Short task - Output every record below exactly as it appears.

+===+

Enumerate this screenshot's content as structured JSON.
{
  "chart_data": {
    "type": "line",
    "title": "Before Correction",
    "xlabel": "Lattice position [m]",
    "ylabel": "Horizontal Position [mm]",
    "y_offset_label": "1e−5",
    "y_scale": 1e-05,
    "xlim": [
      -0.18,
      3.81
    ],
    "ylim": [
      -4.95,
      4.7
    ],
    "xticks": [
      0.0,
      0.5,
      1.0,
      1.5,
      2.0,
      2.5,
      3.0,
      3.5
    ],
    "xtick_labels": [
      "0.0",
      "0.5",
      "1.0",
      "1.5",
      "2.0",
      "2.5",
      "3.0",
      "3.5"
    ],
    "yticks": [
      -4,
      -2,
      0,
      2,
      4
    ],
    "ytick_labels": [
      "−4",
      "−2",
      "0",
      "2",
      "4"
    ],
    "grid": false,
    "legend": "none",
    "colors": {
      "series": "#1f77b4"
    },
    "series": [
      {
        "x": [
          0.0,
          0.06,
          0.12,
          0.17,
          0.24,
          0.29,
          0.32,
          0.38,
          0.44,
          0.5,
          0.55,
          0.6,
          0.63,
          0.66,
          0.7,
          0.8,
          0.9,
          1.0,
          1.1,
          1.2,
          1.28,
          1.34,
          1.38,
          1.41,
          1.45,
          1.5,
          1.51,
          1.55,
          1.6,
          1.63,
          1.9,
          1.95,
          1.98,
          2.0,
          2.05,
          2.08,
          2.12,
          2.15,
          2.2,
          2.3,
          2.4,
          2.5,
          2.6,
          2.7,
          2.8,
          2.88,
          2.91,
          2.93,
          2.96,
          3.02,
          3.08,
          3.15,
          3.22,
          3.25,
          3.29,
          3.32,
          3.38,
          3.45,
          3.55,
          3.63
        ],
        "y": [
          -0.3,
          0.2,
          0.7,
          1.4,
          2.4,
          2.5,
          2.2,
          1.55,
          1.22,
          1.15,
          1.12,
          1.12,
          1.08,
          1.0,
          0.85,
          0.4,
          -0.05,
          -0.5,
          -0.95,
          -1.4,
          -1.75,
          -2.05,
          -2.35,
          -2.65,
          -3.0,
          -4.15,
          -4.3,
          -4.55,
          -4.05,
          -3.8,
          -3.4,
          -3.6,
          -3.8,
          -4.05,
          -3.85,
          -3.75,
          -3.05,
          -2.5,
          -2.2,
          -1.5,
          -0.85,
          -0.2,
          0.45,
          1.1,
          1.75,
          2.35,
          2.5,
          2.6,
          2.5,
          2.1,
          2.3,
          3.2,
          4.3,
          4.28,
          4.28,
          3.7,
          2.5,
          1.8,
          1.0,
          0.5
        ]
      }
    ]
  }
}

+===+

Exercise solution -
Enumerate this screenshot's content as structured JSON.
{
  "chart_data": {
    "type": "line",
    "title": "Before Correction",
    "xlabel": "Lattice position [m]",
    "ylabel": "Horizontal Position [mm]",
    "y_offset_label": "1e−5",
    "y_scale": 1e-05,
    "xlim": [
      -0.18,
      3.81
    ],
    "ylim": [
      -4.95,
      4.7
    ],
    "xticks": [
      0.0,
      0.5,
      1.0,
      1.5,
      2.0,
      2.5,
      3.0,
      3.5
    ],
    "xtick_labels": [
      "0.0",
      "0.5",
      "1.0",
      "1.5",
      "2.0",
      "2.5",
      "3.0",
      "3.5"
    ],
    "yticks": [
      -4,
      -2,
      0,
      2,
      4
    ],
    "ytick_labels": [
      "−4",
      "−2",
      "0",
      "2",
      "4"
    ],
    "grid": false,
    "legend": "none",
    "colors": {
      "series": "#1f77b4"
    },
    "series": [
      {
        "x": [
          0.0,
          0.06,
          0.12,
          0.17,
          0.24,
          0.29,
          0.32,
          0.38,
          0.44,
          0.5,
          0.55,
          0.6,
          0.63,
          0.66,
          0.7,
          0.8,
          0.9,
          1.0,
          1.1,
          1.2,
          1.28,
          1.34,
          1.38,
          1.41,
          1.45,
          1.5,
          1.51,
          1.55,
          1.6,
          1.63,
          1.9,
          1.95,
          1.98,
          2.0,
          2.05,
          2.08,
          2.12,
          2.15,
          2.2,
          2.3,
          2.4,
          2.5,
          2.6,
          2.7,
          2.8,
          2.88,
          2.91,
          2.93,
          2.96,
          3.02,
          3.08,
          3.15,
          3.22,
          3.25,
          3.29,
          3.32,
          3.38,
          3.45,
          3.55,
          3.63
        ],
        "y": [
          -0.3,
          0.2,
          0.7,
          1.4,
          2.4,
          2.5,
          2.2,
          1.55,
          1.22,
          1.15,
          1.12,
          1.12,
          1.08,
          1.0,
          0.85,
          0.4,
          -0.05,
          -0.5,
          -0.95,
          -1.4,
          -1.75,
          -2.05,
          -2.35,
          -2.65,
          -3.0,
          -4.15,
          -4.3,
          -4.55,
          -4.05,
          -3.8,
          -3.4,
          -3.6,
          -3.8,
          -4.05,
          -3.85,
          -3.75,
          -3.05,
          -2.5,
          -2.2,
          -1.5,
          -0.85,
          -0.2,
          0.45,
          1.1,
          1.75,
          2.35,
          2.5,
          2.6,
          2.5,
          2.1,
          2.3,
          3.2,
          4.3,
          4.28,
          4.28,
          3.7,
          2.5,
          1.8,
          1.0,
          0.5
        ]
      }
    ]
  }
}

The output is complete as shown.